═════ Teks untuk dibaca
Membeli dengan cara harga rata-rata turun (average down)

Saham: 14 kesalahan klasik yang dilakukan investor saham berulang-ulang

1. Terlalu toleran terhadap kerugian-kerugian kecil dan tidak mematok batas toleransi kerugian

2. Membeli ketika harga “anjlok”

3. Membeli ketika harga rata-rata turun (average down)

Banyak investor membeli saat harga turun, lalu melanjutkan pembelian lagi dengan jumlah lebih banyak ketika harga makin turun. Begitu harga makin turun lagi, makin banyak lagi membelinya. Membeli dengan harga rata-rata turun (average down). Jika anda melakukan ini, anda mengikuti cara berpikir investor pecundang. Jika saham berlanjut penurunannya sudah pasti ada sesuatu yang tidak beres. Anda seharusnya memangkas kerugian, bukannya membeli semakin banyak.

4. Suka membeli saham berharga murah dalam jumlah lot yang banyak daripada membeli saham yang berharga mahal dalam jumlah lot yang sedikit.

5. Ingin kaya mendadak.

6. Keputusan membeli berdasarkan rumor, kisah-kisah, rekomendasi para konsultan, opini para “ahli” di TV.

7. Memilih saham “lapis kedua” berdasarkan deviden atau rasio P/E

8. Tidak mau keluar setelah menyadari ada kesalahan

9. Membeli karena rasa “suka”

10. Tidak mampu memilah informasi yang baik

11. Takut pada saham yang baru saja mencapai harga tertinggi baru

12 Jarang bertransaksi pada posisi harga pasar.
══════════
═════ Data hasil ekstraksi
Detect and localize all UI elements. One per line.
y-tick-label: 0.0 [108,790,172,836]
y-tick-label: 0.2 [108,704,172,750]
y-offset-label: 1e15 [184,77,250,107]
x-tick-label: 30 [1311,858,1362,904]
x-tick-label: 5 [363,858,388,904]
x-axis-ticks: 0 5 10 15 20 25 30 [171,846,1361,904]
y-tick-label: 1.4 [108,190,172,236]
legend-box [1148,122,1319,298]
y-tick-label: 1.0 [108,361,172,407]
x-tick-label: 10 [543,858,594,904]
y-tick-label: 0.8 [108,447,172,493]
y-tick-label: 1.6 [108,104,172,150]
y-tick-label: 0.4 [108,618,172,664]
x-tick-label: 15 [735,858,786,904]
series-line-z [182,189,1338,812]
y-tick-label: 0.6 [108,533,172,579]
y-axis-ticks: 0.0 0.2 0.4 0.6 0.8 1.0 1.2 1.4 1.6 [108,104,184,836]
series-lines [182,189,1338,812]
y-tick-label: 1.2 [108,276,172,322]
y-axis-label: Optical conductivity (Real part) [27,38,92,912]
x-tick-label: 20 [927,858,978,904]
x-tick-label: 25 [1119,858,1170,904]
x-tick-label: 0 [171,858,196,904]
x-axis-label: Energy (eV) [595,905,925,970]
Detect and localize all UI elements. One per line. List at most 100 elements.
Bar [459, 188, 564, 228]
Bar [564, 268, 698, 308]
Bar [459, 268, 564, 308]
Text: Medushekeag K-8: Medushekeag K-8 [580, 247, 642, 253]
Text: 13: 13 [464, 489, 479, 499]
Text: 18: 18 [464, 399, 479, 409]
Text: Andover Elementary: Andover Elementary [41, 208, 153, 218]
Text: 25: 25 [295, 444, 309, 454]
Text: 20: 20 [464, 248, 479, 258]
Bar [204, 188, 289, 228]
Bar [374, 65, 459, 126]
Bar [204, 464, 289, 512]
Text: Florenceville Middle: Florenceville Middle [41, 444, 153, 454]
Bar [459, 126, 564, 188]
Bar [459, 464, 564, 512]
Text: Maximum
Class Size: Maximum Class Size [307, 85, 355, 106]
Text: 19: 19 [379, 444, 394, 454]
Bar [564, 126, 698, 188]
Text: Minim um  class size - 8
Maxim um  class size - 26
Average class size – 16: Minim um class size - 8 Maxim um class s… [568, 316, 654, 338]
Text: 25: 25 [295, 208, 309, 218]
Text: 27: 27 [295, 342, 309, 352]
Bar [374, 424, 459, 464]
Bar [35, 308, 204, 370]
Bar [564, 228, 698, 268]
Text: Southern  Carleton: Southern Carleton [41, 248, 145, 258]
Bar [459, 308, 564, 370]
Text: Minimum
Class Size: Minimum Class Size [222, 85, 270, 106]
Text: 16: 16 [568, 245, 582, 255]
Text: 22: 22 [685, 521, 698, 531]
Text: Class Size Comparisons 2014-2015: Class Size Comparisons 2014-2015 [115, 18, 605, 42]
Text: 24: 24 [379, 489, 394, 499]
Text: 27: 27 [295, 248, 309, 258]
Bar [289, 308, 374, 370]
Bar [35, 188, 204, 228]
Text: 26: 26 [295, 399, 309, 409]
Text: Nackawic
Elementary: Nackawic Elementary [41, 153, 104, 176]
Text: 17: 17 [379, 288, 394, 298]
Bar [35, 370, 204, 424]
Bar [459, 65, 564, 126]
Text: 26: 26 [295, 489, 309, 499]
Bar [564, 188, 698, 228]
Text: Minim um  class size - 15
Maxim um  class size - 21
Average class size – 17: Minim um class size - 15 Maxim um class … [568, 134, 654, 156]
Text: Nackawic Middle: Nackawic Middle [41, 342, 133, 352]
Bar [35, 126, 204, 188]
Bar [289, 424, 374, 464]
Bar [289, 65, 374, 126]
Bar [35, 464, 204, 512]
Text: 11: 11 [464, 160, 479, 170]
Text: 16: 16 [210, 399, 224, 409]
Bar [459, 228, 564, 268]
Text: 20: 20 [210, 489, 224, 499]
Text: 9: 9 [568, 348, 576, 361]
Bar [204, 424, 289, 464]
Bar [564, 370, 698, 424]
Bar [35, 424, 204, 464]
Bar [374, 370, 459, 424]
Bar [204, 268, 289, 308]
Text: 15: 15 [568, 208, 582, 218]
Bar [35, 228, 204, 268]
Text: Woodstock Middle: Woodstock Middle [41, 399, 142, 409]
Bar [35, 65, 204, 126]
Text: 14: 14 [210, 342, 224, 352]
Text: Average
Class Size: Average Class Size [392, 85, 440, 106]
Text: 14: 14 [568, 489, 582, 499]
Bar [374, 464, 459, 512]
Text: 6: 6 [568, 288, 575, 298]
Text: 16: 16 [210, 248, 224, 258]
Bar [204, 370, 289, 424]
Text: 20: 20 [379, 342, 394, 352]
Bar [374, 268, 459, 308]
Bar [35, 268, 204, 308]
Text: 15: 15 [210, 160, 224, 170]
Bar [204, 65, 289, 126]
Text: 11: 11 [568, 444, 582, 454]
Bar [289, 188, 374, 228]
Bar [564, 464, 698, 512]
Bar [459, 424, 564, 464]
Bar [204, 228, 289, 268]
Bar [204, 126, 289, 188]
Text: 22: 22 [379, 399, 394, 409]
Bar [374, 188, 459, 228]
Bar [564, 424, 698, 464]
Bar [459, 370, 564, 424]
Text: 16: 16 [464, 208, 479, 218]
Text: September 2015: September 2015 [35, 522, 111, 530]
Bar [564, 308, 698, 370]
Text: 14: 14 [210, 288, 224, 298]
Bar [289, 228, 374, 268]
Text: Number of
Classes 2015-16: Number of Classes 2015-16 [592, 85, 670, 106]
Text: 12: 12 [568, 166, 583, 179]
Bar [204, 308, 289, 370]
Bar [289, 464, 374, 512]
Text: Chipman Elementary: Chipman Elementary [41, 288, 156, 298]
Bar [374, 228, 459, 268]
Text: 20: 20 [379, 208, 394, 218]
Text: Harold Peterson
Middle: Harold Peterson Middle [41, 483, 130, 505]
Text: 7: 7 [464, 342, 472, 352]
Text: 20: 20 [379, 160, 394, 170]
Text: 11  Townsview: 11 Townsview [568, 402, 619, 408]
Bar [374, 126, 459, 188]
══════════
▶ [Soal]: Menurut teks tentang kesalahan investor saham, apa yang seharusnya dilakukan investor ketika harga saham terus turun, alih-alih membeli lebih banyak?

▶ [Jawaban di bawah]: Memangkas kerugian.